What you will do >> List each line in which the string "considera" appears.

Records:
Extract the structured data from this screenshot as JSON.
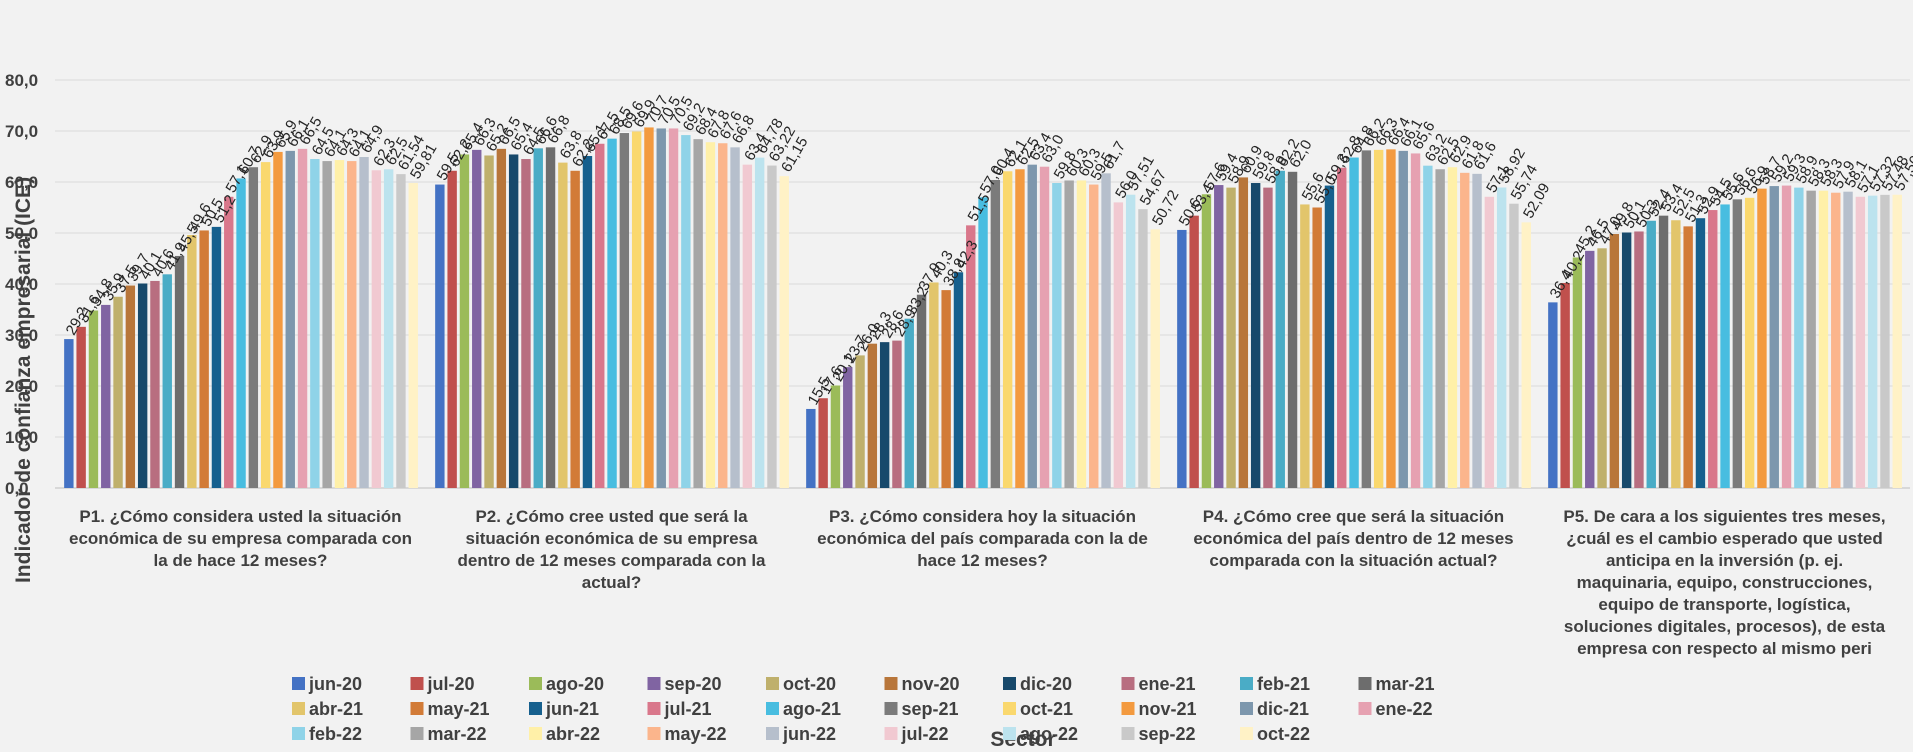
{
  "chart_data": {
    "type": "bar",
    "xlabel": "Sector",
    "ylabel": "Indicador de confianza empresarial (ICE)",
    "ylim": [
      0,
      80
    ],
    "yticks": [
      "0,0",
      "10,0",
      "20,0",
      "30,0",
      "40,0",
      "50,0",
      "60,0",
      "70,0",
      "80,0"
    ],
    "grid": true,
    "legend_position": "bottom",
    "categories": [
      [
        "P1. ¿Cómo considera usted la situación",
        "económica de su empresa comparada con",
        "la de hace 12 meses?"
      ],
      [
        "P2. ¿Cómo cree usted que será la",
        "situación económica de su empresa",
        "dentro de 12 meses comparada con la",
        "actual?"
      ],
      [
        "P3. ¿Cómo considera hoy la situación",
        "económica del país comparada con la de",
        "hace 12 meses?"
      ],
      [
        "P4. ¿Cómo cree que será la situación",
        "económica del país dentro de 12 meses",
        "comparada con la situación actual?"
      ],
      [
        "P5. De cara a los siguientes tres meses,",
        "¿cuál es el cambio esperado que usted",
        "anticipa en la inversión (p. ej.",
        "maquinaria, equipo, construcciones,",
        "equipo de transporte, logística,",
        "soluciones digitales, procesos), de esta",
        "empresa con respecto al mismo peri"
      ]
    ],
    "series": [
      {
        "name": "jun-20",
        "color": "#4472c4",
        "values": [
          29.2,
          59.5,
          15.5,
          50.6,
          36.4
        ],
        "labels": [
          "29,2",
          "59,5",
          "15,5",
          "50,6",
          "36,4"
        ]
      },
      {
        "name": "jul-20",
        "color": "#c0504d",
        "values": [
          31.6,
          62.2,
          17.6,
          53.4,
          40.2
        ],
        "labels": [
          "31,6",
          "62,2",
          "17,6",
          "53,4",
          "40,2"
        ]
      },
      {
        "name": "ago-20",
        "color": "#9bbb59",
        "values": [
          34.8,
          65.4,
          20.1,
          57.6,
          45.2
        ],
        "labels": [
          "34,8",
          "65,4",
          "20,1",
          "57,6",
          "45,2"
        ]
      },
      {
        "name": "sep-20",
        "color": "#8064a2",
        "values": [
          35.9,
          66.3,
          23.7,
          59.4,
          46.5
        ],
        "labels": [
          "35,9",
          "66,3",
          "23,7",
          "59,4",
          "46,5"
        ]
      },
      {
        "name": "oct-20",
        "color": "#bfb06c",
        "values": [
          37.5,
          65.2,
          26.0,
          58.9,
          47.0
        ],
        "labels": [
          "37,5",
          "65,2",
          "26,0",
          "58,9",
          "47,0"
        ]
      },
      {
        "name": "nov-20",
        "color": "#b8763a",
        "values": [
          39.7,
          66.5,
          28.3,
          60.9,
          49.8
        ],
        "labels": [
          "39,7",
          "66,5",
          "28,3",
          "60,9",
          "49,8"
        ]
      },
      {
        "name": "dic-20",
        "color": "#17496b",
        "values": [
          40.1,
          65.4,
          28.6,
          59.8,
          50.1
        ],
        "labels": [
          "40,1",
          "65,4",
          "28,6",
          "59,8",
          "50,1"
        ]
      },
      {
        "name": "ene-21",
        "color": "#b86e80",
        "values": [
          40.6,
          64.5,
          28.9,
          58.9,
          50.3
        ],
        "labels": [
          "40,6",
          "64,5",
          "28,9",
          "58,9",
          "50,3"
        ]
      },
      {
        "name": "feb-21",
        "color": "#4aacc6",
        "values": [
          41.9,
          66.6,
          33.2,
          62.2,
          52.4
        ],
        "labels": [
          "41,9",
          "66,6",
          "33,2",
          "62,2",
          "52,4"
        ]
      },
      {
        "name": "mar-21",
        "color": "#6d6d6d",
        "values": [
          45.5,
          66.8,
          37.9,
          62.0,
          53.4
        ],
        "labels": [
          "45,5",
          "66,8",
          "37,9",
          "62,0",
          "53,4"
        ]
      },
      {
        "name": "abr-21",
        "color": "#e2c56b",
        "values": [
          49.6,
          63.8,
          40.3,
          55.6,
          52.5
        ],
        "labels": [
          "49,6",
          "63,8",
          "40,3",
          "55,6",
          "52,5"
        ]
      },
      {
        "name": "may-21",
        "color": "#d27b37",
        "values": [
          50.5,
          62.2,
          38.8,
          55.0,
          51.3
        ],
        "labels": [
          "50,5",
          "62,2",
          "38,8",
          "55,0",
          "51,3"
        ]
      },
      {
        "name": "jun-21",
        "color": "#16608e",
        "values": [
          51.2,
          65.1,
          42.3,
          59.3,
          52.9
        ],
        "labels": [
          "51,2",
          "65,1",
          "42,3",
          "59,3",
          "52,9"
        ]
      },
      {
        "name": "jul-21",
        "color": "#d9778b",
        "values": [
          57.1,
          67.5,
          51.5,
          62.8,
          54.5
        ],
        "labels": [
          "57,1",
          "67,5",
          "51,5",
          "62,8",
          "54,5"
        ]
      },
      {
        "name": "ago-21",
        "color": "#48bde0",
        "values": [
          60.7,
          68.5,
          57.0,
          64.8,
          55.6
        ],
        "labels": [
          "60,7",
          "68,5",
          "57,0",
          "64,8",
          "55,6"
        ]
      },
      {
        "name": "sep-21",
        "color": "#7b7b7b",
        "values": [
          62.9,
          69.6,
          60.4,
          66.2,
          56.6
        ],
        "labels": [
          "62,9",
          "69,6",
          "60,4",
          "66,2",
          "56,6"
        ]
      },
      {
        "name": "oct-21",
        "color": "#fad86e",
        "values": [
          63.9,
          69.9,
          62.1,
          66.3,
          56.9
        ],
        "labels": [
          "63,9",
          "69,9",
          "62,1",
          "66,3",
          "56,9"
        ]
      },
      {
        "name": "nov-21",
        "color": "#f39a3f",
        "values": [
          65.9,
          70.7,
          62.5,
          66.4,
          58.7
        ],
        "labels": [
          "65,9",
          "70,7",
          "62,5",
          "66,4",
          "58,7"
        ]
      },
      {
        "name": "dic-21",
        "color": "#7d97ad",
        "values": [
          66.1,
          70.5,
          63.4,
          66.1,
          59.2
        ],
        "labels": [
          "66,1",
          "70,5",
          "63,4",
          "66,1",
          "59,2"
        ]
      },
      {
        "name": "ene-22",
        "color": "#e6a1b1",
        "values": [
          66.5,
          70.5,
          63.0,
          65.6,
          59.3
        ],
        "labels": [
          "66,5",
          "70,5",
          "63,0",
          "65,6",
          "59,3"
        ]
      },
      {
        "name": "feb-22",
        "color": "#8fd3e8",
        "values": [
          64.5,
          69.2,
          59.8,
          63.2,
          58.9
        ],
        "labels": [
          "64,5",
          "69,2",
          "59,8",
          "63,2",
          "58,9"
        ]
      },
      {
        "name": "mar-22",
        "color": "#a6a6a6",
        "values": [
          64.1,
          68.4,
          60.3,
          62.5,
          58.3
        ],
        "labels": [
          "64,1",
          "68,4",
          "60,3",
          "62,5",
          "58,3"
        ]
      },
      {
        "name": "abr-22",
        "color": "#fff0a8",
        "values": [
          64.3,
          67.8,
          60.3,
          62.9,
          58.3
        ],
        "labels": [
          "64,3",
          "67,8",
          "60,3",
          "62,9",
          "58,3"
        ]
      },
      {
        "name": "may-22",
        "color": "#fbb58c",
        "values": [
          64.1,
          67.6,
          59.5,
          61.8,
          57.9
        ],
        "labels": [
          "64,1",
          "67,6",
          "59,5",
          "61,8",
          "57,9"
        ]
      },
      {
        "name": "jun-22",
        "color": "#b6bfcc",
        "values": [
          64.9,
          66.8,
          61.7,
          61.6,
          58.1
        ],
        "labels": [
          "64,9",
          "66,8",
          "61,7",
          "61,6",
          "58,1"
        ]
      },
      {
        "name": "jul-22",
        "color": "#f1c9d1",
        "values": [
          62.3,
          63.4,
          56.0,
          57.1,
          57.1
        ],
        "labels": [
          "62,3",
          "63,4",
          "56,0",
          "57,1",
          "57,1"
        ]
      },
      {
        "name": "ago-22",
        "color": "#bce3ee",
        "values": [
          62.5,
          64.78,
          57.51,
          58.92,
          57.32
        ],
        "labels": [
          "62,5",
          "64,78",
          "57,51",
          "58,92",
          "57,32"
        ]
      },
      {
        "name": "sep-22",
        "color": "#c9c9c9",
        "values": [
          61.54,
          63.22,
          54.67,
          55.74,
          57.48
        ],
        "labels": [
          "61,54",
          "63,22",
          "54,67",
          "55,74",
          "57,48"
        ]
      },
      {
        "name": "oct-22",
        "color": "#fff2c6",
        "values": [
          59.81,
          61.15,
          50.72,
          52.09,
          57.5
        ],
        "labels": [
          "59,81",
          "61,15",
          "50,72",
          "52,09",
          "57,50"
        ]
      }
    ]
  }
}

==

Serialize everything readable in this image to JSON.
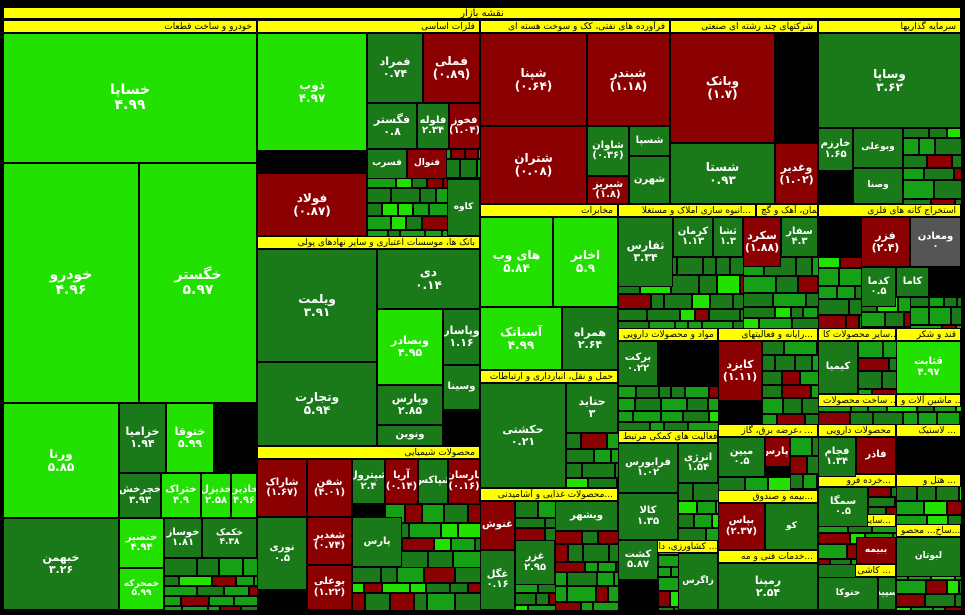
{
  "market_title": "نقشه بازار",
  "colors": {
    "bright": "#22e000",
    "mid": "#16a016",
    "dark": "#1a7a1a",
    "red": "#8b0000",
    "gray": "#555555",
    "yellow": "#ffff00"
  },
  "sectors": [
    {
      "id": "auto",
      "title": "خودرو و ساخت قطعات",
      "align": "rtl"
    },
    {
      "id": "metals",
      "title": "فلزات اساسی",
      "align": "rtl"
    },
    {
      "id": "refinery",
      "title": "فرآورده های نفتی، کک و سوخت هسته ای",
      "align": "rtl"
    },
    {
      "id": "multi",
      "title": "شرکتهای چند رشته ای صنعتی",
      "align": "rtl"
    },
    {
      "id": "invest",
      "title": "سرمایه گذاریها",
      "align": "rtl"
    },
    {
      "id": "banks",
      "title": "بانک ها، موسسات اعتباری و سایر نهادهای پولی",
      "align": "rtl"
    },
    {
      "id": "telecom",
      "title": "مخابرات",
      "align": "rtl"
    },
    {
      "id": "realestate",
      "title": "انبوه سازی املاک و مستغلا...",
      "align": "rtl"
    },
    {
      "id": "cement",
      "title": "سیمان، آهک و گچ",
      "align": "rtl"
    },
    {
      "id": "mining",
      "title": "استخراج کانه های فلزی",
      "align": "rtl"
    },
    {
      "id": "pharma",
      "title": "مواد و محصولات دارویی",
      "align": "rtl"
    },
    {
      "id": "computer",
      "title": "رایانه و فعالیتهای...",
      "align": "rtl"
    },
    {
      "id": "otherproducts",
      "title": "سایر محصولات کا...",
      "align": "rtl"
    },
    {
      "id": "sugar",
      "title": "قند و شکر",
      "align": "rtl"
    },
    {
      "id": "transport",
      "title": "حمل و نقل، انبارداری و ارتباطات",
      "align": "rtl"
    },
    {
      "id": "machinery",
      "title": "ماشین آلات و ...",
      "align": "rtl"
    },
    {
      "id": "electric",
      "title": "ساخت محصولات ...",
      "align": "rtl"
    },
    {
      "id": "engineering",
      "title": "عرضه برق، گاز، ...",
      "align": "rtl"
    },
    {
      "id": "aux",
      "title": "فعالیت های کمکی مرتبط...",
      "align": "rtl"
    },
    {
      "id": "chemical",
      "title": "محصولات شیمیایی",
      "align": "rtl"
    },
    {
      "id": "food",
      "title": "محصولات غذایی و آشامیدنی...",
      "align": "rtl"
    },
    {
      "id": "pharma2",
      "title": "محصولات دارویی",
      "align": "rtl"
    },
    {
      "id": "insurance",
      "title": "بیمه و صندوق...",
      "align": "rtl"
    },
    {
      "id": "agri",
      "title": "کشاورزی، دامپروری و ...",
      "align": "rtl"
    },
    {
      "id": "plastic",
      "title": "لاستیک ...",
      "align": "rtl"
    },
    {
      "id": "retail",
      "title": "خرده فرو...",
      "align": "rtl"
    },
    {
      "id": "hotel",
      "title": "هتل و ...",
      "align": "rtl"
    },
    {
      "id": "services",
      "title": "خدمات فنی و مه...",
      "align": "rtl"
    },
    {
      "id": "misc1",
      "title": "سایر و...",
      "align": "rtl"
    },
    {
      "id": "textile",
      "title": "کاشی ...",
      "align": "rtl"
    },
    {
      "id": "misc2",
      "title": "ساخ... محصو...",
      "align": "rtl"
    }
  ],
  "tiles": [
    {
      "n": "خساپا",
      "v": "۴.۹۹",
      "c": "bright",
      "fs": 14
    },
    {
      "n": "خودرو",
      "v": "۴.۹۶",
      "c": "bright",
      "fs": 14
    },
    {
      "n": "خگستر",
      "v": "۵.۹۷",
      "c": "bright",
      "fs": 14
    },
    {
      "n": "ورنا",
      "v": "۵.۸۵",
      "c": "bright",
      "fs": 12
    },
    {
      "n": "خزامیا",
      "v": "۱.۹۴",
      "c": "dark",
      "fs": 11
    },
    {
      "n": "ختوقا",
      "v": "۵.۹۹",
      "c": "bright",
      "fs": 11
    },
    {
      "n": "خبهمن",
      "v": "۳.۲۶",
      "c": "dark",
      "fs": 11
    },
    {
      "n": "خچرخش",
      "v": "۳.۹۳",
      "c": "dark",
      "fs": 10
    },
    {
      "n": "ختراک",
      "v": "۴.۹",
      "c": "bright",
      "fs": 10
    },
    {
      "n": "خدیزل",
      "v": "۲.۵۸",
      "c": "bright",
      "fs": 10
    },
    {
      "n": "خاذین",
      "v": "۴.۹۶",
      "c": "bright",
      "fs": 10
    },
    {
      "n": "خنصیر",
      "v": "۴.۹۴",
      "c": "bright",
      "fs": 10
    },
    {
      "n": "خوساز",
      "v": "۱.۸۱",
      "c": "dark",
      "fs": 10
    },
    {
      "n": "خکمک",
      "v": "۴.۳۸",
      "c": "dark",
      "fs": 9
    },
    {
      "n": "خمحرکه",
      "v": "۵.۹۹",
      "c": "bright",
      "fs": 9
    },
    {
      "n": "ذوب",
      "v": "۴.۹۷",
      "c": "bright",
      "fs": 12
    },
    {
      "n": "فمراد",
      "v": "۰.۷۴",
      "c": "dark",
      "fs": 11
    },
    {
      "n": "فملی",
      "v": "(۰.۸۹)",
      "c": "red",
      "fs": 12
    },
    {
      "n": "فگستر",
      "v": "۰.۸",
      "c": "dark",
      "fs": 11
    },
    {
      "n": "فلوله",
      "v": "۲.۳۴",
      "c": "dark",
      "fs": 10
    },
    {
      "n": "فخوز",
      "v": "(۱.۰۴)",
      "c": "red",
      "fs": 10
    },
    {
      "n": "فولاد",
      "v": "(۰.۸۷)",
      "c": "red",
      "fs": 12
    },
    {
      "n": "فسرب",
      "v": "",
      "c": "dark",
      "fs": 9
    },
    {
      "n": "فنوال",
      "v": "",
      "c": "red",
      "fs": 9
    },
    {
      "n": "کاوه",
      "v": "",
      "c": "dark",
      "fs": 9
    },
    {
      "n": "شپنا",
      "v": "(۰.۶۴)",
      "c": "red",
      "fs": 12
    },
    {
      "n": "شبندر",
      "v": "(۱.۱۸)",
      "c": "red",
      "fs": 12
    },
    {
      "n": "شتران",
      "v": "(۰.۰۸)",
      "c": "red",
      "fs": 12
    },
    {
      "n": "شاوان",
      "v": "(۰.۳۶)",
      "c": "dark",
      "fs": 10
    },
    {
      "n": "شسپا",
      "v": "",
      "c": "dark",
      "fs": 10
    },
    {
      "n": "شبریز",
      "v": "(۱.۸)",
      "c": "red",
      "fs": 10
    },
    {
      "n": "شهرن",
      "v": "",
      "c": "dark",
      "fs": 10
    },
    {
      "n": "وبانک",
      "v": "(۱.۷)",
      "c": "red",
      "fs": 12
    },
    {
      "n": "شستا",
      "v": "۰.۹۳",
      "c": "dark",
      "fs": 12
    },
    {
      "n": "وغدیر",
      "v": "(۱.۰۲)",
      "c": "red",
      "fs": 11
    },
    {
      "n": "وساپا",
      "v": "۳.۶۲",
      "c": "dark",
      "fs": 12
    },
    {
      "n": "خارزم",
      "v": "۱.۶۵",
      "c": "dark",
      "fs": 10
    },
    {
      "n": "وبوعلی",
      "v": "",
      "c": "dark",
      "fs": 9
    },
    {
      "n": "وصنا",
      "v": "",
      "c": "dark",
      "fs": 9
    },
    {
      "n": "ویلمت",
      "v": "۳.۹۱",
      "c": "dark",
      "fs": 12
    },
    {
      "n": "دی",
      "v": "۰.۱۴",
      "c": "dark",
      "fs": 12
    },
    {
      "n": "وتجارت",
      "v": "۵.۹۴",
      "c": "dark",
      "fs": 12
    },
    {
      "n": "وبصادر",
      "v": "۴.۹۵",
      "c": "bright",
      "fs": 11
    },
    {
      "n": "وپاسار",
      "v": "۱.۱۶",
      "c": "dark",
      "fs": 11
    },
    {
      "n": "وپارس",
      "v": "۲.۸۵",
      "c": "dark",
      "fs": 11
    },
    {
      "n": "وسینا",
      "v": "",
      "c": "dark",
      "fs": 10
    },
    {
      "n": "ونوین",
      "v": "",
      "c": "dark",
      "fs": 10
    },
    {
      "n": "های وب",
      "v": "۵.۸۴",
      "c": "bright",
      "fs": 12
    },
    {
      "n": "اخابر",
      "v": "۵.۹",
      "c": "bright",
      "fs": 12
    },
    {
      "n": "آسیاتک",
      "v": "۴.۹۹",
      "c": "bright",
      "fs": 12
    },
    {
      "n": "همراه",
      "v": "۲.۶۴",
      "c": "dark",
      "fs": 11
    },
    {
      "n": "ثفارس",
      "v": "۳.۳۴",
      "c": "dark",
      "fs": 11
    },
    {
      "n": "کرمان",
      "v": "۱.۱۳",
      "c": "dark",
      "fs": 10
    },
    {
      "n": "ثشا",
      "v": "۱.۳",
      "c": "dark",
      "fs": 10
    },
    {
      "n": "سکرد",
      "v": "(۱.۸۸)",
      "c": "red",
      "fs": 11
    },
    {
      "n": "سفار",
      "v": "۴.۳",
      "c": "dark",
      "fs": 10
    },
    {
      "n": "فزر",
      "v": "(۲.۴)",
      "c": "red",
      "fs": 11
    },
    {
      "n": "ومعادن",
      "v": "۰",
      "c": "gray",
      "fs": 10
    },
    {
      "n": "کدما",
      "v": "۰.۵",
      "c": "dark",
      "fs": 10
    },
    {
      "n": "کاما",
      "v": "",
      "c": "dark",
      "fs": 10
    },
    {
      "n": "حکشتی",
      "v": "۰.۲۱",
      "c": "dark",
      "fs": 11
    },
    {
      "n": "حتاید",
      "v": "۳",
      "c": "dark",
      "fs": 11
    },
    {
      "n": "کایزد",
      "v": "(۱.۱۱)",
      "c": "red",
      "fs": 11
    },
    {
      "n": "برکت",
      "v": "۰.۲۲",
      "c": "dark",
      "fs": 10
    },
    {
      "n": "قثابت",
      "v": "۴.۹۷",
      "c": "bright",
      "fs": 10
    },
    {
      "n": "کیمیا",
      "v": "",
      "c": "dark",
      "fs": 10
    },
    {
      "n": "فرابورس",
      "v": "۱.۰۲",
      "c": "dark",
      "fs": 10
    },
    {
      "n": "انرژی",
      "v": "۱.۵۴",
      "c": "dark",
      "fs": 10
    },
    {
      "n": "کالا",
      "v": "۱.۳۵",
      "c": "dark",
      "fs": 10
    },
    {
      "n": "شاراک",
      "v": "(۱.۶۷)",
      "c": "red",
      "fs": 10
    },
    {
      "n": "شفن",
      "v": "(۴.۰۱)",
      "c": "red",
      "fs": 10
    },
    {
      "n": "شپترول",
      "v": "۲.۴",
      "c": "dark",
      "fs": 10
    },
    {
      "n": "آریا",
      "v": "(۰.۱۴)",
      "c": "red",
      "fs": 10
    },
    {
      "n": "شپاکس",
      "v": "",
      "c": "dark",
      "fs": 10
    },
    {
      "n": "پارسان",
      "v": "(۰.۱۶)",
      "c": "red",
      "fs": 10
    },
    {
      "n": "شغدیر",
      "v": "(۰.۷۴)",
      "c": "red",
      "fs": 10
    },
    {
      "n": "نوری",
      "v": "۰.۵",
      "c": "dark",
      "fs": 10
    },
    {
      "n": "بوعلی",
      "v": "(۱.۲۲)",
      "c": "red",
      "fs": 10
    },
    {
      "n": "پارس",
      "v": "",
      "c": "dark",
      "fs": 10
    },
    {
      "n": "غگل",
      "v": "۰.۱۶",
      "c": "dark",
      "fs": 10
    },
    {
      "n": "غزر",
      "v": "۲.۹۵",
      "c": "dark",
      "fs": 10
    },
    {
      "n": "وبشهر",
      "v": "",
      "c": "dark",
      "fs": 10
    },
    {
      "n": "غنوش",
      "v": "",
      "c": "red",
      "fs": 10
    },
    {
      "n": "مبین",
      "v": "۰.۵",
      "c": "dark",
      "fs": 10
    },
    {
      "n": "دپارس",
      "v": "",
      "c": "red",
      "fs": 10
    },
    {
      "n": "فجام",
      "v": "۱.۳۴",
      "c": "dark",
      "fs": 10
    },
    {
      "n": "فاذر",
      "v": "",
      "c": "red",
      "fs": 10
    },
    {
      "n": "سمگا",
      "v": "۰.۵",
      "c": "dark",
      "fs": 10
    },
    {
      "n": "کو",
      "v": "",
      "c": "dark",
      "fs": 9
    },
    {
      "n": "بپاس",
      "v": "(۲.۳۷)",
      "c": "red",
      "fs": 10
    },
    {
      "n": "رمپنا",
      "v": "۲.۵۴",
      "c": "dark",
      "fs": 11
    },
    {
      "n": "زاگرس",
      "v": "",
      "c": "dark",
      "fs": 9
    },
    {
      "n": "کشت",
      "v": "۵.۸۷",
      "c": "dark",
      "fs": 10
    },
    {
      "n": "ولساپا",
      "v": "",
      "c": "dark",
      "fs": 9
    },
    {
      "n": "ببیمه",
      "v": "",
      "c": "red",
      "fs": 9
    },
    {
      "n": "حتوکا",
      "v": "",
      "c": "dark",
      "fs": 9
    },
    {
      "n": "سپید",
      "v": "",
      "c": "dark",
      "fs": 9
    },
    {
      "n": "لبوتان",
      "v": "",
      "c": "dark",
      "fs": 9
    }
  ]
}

Answer to the task >>
        "P1. ¿Cómo considera usted la situación",
        "P3. ¿Cómo considera hoy la situación",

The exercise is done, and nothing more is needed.